[Data records]
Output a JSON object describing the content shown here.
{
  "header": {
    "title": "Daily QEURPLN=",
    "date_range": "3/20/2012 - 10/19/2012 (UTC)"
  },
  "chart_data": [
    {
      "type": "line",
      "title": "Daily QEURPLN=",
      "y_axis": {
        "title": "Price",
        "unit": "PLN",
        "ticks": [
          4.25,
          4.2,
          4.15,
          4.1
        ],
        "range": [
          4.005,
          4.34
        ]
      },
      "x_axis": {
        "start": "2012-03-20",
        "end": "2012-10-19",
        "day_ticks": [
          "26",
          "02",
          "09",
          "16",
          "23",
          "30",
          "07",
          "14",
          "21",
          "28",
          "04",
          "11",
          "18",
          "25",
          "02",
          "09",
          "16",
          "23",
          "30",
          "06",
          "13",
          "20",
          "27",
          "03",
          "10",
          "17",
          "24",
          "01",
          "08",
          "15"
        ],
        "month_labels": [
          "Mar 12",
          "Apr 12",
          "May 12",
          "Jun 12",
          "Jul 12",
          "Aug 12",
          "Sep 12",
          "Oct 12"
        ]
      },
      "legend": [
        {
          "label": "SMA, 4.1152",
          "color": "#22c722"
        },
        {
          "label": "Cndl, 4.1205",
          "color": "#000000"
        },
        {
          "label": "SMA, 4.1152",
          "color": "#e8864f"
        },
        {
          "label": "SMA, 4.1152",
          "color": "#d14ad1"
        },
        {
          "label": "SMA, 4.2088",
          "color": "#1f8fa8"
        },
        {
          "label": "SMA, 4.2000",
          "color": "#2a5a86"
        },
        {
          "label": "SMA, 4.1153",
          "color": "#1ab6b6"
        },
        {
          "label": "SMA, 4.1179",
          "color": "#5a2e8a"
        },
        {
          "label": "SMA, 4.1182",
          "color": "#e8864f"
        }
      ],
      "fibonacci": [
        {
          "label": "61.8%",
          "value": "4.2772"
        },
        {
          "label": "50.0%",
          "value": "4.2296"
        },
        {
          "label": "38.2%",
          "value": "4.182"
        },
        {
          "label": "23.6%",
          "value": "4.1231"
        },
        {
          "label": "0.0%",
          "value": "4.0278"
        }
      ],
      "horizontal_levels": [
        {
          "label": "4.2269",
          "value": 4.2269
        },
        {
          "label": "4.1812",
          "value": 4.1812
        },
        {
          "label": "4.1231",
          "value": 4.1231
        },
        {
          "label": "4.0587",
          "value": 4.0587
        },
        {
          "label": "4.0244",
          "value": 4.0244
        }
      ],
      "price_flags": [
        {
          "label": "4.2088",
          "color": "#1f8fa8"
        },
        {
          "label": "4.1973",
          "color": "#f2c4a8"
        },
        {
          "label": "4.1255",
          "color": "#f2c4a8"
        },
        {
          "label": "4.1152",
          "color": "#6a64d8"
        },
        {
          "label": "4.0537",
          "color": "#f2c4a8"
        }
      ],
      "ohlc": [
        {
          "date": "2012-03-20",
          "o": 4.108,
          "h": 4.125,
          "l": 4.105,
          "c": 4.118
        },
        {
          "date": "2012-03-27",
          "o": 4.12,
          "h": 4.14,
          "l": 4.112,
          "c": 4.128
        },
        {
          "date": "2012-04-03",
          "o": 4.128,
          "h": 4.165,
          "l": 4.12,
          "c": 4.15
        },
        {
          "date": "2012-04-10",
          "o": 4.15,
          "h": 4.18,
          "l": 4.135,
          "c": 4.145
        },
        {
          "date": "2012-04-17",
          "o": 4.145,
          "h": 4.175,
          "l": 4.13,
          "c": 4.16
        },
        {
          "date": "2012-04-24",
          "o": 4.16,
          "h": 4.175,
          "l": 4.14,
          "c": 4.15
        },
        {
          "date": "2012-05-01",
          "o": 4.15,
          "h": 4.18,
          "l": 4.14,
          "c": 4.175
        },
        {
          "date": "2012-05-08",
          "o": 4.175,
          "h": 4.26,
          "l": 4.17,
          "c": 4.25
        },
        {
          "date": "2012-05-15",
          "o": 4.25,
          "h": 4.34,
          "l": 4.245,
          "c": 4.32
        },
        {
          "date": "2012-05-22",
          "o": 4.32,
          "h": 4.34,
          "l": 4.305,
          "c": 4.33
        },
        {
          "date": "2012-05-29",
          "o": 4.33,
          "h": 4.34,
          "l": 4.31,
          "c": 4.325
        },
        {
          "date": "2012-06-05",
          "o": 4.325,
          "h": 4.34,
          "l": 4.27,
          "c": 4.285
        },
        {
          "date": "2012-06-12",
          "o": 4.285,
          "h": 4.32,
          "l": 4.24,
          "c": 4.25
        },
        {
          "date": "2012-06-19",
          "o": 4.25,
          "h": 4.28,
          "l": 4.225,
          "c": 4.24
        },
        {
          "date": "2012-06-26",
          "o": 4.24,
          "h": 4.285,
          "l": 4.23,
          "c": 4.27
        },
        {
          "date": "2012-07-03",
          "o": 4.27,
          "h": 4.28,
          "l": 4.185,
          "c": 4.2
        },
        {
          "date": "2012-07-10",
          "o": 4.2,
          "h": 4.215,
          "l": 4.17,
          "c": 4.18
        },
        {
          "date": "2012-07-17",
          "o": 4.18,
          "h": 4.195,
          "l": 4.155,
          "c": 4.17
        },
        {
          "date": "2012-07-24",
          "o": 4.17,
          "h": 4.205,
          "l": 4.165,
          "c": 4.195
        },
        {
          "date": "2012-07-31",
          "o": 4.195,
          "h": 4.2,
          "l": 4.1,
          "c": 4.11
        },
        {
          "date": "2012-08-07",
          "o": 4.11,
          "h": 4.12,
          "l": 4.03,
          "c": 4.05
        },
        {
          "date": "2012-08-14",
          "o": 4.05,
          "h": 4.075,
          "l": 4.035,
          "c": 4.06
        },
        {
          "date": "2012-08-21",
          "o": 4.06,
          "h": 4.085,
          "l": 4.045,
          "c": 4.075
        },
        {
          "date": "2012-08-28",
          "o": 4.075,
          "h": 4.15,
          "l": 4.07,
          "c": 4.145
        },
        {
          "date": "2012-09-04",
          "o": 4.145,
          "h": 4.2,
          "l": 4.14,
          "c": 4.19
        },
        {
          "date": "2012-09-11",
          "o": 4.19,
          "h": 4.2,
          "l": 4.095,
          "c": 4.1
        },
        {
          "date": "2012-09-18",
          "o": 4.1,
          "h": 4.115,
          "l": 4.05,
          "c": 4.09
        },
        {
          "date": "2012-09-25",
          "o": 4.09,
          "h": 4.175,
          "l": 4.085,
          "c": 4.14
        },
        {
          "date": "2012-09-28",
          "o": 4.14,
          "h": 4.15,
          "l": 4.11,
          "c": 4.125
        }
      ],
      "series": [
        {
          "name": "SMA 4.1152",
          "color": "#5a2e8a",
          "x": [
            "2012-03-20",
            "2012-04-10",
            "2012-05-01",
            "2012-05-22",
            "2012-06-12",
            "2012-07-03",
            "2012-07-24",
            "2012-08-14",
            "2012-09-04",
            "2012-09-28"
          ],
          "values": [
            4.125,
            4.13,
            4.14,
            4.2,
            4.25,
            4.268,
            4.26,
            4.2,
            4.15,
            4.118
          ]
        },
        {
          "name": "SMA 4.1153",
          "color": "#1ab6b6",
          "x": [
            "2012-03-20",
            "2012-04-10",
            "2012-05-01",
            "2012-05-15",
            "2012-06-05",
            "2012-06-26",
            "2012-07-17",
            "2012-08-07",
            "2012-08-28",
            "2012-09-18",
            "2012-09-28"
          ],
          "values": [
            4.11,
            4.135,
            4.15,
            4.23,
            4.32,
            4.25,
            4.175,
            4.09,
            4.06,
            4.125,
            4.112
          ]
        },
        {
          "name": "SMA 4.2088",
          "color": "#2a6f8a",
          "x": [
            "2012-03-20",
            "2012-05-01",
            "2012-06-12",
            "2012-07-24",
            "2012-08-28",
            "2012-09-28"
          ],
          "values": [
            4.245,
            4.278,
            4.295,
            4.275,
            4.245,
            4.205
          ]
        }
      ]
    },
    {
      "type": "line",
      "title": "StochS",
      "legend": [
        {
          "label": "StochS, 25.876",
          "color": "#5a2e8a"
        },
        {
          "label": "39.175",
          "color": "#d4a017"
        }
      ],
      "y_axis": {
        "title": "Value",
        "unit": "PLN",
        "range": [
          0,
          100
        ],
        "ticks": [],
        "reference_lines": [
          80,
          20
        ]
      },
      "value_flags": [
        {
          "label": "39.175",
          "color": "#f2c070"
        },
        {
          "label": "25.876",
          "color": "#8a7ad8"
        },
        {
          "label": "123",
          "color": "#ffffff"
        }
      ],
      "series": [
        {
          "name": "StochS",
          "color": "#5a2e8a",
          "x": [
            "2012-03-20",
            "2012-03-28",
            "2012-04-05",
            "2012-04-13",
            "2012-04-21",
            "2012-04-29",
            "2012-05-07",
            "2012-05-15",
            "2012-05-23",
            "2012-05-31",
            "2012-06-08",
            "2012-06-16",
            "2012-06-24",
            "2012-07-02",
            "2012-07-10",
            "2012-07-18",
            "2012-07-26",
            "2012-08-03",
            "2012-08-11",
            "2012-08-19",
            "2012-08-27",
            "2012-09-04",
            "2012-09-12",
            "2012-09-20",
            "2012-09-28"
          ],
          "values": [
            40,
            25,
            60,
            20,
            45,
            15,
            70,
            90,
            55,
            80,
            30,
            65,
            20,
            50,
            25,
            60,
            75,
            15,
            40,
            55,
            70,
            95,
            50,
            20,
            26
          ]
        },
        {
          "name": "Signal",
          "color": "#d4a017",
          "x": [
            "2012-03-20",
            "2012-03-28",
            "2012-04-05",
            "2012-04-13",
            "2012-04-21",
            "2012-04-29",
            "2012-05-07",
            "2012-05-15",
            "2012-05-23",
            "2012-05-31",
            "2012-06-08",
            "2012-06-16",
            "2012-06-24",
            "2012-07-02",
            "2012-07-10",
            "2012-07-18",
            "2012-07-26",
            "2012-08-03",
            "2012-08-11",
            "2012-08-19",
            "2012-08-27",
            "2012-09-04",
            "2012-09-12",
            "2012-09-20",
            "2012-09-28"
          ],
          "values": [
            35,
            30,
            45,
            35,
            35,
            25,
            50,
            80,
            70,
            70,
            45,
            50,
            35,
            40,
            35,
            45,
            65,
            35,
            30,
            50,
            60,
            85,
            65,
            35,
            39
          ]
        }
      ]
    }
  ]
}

**Exercise directions**
Every line containing the string "name" must be listed.

**Full solution**
          "name": "SMA 4.1152",
          "name": "SMA 4.1153",
          "name": "SMA 4.2088",
          "name": "StochS",
          "name": "Signal",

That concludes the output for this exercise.